Data supplied →
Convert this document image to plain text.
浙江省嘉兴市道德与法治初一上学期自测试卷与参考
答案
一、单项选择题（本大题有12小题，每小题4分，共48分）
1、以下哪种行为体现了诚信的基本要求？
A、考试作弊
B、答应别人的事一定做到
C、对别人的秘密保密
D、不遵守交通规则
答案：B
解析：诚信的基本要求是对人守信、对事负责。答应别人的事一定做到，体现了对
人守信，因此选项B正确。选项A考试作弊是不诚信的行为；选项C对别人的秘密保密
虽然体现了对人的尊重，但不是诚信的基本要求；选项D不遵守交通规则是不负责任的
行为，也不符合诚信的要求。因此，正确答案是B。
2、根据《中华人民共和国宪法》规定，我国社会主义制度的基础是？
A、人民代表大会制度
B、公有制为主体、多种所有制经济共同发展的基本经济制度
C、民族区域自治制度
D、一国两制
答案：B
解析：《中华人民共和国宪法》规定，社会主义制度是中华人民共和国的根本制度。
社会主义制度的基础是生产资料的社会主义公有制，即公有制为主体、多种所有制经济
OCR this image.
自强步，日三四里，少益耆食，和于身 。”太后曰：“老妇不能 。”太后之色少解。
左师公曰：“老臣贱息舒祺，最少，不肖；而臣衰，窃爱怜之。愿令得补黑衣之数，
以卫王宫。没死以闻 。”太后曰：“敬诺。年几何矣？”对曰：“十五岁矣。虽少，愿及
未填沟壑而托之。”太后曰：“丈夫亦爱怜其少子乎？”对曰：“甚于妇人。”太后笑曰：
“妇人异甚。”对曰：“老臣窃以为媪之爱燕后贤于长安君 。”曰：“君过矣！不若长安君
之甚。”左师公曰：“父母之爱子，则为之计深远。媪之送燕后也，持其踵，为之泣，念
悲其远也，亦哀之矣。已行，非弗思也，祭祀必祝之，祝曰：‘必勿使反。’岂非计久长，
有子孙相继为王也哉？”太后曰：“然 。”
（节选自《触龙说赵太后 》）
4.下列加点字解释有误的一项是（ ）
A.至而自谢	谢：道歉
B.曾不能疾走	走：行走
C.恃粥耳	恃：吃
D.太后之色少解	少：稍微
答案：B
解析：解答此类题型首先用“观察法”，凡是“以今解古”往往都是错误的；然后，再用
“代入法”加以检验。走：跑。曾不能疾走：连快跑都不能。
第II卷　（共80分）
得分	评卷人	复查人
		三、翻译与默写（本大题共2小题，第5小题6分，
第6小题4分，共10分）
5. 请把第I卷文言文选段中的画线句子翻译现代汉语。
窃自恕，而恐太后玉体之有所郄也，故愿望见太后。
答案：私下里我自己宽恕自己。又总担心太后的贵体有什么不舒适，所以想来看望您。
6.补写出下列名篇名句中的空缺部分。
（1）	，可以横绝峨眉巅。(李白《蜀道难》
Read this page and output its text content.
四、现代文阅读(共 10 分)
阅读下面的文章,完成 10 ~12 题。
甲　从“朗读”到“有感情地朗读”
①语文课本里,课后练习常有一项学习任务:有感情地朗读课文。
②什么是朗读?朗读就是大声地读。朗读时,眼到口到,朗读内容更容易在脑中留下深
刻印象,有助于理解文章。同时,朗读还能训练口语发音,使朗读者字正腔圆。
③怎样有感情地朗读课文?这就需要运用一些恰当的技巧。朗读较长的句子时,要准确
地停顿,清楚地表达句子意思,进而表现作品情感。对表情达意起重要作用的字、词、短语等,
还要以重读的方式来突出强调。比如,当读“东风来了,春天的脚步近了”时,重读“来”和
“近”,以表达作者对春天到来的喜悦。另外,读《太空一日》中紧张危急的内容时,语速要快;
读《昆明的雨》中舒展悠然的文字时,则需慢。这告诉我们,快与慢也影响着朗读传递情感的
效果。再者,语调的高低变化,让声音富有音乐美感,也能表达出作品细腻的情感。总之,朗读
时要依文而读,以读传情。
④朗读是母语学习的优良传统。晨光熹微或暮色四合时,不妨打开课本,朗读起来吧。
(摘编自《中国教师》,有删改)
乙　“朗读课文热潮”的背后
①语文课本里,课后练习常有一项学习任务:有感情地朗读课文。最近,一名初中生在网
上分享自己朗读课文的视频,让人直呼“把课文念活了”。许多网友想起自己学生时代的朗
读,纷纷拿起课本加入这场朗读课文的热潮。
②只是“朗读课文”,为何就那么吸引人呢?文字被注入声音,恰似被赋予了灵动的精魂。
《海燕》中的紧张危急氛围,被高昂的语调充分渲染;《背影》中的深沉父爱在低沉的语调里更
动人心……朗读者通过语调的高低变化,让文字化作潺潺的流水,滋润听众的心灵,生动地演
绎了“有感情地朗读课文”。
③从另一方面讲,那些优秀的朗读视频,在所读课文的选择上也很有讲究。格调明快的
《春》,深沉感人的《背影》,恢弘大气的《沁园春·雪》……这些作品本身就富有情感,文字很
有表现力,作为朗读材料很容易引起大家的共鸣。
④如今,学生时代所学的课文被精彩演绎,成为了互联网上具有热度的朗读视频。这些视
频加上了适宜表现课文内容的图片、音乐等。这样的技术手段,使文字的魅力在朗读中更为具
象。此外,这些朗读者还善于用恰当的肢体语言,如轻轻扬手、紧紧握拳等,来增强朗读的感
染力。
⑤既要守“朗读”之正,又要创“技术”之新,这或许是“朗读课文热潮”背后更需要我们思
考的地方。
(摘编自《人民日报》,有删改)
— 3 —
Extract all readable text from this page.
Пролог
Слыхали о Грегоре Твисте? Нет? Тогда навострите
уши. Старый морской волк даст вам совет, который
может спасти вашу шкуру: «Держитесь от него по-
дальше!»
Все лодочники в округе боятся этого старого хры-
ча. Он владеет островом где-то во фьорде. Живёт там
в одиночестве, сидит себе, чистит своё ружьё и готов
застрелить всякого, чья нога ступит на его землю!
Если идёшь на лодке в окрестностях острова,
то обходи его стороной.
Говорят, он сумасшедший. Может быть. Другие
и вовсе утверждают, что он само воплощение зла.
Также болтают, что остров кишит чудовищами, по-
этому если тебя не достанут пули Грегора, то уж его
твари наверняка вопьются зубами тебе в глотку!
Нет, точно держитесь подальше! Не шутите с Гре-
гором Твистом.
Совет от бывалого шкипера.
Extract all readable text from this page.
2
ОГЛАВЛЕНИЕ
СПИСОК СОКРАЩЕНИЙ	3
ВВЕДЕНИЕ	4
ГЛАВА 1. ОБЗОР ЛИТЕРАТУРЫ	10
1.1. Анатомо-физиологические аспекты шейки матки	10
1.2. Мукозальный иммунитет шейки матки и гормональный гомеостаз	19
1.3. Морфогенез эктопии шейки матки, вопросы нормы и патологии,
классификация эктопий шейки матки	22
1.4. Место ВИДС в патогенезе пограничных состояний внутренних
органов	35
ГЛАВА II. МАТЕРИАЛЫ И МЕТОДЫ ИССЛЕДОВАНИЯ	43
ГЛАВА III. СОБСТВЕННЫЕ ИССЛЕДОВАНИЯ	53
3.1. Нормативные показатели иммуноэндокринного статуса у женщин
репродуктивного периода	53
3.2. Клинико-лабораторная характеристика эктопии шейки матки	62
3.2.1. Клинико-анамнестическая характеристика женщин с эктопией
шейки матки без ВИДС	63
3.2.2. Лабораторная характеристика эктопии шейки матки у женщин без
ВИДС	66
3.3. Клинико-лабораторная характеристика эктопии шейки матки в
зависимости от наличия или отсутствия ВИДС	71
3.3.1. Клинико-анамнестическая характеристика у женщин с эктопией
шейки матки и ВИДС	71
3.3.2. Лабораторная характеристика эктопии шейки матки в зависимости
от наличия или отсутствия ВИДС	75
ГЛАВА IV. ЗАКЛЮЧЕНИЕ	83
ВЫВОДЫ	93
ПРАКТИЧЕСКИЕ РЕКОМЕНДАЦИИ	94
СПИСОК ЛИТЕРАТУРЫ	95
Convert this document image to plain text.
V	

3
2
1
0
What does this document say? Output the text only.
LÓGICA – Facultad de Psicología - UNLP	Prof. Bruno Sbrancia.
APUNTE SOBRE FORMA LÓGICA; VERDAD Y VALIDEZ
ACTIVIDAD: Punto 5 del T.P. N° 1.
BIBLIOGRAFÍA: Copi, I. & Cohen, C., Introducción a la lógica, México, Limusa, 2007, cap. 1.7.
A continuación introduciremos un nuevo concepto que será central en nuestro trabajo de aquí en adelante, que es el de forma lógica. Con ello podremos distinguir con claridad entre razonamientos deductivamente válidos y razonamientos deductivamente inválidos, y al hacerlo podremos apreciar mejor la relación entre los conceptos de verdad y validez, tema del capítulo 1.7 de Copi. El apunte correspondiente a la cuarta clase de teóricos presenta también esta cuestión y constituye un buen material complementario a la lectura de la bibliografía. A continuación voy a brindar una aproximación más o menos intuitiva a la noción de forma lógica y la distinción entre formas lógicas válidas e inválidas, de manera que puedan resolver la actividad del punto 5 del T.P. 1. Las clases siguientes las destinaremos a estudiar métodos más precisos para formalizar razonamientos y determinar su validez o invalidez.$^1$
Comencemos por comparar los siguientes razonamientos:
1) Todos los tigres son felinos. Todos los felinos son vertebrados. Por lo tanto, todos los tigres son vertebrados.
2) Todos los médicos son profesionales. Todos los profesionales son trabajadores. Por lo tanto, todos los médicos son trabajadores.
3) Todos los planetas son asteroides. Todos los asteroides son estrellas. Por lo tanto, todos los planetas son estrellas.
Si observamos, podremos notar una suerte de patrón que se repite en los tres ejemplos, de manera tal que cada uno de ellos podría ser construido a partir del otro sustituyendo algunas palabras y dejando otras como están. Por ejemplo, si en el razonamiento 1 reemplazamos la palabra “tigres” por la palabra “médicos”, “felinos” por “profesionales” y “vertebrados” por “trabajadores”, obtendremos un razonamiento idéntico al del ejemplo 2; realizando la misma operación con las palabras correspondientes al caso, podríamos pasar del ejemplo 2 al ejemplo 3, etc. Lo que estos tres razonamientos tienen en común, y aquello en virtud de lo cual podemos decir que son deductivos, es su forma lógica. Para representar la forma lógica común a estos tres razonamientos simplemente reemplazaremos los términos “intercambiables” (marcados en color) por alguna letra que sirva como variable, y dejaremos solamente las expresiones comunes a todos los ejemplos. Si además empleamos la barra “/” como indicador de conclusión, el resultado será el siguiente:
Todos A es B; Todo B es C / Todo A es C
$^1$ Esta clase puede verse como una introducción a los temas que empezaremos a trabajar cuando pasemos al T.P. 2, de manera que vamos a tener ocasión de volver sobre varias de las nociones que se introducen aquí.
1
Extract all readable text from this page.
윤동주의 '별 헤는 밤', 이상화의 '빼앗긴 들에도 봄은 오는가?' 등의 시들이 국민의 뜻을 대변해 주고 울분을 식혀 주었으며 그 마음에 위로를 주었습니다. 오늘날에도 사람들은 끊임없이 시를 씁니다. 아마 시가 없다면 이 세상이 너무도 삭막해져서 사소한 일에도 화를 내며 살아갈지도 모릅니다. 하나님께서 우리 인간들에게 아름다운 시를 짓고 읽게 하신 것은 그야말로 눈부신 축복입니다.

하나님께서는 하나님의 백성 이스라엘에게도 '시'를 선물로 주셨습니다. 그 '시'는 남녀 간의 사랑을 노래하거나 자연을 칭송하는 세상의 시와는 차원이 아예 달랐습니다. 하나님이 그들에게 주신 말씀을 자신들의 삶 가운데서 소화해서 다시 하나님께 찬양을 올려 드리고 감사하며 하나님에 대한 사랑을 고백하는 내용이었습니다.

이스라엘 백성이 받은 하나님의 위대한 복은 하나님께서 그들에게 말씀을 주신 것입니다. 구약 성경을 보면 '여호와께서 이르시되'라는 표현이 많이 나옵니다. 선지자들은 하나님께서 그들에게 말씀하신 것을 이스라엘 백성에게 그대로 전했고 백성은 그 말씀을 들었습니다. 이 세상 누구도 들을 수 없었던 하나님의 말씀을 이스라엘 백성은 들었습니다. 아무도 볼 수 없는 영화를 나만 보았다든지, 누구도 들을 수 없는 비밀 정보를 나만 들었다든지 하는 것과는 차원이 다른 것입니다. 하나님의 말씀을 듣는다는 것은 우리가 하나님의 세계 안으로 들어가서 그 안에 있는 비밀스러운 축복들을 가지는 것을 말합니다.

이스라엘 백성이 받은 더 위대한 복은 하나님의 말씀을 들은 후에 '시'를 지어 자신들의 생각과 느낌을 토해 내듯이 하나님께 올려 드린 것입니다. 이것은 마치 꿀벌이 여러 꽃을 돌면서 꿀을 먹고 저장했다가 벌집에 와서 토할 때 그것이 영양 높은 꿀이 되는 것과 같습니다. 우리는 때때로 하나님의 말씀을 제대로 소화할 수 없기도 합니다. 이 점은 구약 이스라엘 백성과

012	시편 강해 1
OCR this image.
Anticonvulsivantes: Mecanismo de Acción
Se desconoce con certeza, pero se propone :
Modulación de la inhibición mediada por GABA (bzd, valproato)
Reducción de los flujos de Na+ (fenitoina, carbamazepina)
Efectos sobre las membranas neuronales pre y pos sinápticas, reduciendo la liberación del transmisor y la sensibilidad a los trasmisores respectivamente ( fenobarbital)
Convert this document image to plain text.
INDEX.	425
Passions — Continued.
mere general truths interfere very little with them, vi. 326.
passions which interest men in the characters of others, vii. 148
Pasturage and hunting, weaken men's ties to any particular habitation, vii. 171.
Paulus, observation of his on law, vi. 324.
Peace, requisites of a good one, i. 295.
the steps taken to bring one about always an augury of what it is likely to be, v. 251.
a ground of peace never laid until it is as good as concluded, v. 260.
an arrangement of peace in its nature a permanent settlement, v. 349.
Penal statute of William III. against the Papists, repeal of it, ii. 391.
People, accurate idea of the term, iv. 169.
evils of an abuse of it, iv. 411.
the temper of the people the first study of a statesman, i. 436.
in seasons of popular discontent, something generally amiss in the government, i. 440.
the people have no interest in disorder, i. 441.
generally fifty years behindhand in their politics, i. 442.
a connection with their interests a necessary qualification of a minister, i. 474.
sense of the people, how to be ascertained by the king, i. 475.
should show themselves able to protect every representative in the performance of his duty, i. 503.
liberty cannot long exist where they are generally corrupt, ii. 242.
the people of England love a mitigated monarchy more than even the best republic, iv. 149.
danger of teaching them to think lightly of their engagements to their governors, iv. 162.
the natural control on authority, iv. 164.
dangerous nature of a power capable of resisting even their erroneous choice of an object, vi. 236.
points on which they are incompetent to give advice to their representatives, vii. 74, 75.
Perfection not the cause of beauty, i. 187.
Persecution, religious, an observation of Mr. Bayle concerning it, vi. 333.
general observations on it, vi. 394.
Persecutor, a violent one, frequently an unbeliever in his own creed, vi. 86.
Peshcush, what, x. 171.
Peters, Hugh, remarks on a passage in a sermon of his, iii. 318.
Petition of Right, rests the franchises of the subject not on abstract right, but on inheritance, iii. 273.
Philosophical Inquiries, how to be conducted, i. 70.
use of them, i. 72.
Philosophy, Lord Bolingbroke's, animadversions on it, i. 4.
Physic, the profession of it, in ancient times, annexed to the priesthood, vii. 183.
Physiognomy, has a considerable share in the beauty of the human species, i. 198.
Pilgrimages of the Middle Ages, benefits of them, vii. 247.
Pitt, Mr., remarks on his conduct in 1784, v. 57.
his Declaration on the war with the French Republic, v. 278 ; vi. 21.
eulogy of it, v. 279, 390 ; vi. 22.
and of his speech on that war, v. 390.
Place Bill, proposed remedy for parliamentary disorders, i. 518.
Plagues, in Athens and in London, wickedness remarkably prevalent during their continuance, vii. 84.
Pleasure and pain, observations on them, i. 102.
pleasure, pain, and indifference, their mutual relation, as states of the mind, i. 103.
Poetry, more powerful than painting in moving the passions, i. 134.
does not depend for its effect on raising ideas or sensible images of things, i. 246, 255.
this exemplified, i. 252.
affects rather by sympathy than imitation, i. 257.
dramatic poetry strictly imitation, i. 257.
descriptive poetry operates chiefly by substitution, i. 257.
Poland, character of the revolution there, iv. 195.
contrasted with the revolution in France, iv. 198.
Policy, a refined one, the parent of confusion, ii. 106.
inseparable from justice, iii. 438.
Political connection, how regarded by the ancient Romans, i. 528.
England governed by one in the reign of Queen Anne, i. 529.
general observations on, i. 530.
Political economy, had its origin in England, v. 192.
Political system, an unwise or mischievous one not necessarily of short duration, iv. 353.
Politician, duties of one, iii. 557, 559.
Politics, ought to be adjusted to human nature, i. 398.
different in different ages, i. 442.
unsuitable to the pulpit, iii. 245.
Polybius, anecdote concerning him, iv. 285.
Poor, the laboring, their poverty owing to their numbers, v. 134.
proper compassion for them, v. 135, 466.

Exercise brief →
Across the entries, how many lines contain "than"? Reply with the number only.

Expected answer →
3